Work to do >> The records below need retyping in full; give them again exactly.

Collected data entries

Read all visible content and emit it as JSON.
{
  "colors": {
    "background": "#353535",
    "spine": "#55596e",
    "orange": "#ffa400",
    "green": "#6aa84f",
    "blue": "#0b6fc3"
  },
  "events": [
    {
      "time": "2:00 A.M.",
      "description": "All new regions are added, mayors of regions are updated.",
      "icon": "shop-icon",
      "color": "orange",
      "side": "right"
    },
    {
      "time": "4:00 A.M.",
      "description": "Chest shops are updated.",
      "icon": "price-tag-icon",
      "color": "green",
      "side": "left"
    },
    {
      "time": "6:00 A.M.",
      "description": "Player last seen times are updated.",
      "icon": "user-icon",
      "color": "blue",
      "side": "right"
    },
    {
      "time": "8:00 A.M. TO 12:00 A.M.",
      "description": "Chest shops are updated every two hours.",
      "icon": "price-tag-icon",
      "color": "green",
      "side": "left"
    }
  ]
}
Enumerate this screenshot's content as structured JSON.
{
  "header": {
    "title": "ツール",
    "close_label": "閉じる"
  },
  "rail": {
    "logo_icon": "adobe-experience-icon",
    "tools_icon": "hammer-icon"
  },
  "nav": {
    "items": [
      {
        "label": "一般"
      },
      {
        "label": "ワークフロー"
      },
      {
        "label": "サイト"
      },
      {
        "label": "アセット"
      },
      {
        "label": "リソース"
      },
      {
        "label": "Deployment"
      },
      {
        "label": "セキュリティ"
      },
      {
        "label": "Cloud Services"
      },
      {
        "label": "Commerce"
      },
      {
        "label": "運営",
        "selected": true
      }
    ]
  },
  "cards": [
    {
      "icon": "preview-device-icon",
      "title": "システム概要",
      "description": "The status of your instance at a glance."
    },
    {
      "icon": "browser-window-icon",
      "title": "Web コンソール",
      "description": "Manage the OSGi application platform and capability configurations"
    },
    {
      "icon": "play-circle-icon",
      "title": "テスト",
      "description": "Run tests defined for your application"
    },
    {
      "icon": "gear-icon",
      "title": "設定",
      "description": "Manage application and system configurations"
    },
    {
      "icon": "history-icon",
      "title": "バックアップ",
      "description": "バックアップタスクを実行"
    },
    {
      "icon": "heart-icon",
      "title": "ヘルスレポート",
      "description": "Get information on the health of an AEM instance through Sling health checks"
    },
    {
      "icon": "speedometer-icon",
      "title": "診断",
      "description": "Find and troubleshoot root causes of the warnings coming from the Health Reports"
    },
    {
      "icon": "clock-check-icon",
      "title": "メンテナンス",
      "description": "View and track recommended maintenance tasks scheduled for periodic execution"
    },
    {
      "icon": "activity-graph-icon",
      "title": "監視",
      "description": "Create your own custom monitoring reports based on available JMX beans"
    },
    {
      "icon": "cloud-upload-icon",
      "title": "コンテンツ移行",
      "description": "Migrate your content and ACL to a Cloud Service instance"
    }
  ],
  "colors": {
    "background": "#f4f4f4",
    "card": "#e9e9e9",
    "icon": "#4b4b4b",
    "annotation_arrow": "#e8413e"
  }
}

Task solution >>
Read all visible content and emit it as JSON.
{
  "colors": {
    "background": "#353535",
    "spine": "#55596e",
    "orange": "#ffa400",
    "green": "#6aa84f",
    "blue": "#0b6fc3"
  },
  "events": [
    {
      "time": "2:00 A.M.",
      "description": "All new regions are added, mayors of regions are updated.",
      "icon": "shop-icon",
      "color": "orange",
      "side": "right"
    },
    {
      "time": "4:00 A.M.",
      "description": "Chest shops are updated.",
      "icon": "price-tag-icon",
      "color": "green",
      "side": "left"
    },
    {
      "time": "6:00 A.M.",
      "description": "Player last seen times are updated.",
      "icon": "user-icon",
      "color": "blue",
      "side": "right"
    },
    {
      "time": "8:00 A.M. TO 12:00 A.M.",
      "description": "Chest shops are updated every two hours.",
      "icon": "price-tag-icon",
      "color": "green",
      "side": "left"
    }
  ]
}
Enumerate this screenshot's content as structured JSON.
{
  "header": {
    "title": "ツール",
    "close_label": "閉じる"
  },
  "rail": {
    "logo_icon": "adobe-experience-icon",
    "tools_icon": "hammer-icon"
  },
  "nav": {
    "items": [
      {
        "label": "一般"
      },
      {
        "label": "ワークフロー"
      },
      {
        "label": "サイト"
      },
      {
        "label": "アセット"
      },
      {
        "label": "リソース"
      },
      {
        "label": "Deployment"
      },
      {
        "label": "セキュリティ"
      },
      {
        "label": "Cloud Services"
      },
      {
        "label": "Commerce"
      },
      {
        "label": "運営",
        "selected": true
      }
    ]
  },
  "cards": [
    {
      "icon": "preview-device-icon",
      "title": "システム概要",
      "description": "The status of your instance at a glance."
    },
    {
      "icon": "browser-window-icon",
      "title": "Web コンソール",
      "description": "Manage the OSGi application platform and capability configurations"
    },
    {
      "icon": "play-circle-icon",
      "title": "テスト",
      "description": "Run tests defined for your application"
    },
    {
      "icon": "gear-icon",
      "title": "設定",
      "description": "Manage application and system configurations"
    },
    {
      "icon": "history-icon",
      "title": "バックアップ",
      "description": "バックアップタスクを実行"
    },
    {
      "icon": "heart-icon",
      "title": "ヘルスレポート",
      "description": "Get information on the health of an AEM instance through Sling health checks"
    },
    {
      "icon": "speedometer-icon",
      "title": "診断",
      "description": "Find and troubleshoot root causes of the warnings coming from the Health Reports"
    },
    {
      "icon": "clock-check-icon",
      "title": "メンテナンス",
      "description": "View and track recommended maintenance tasks scheduled for periodic execution"
    },
    {
      "icon": "activity-graph-icon",
      "title": "監視",
      "description": "Create your own custom monitoring reports based on available JMX beans"
    },
    {
      "icon": "cloud-upload-icon",
      "title": "コンテンツ移行",
      "description": "Migrate your content and ACL to a Cloud Service instance"
    }
  ],
  "colors": {
    "background": "#f4f4f4",
    "card": "#e9e9e9",
    "icon": "#4b4b4b",
    "annotation_arrow": "#e8413e"
  }
}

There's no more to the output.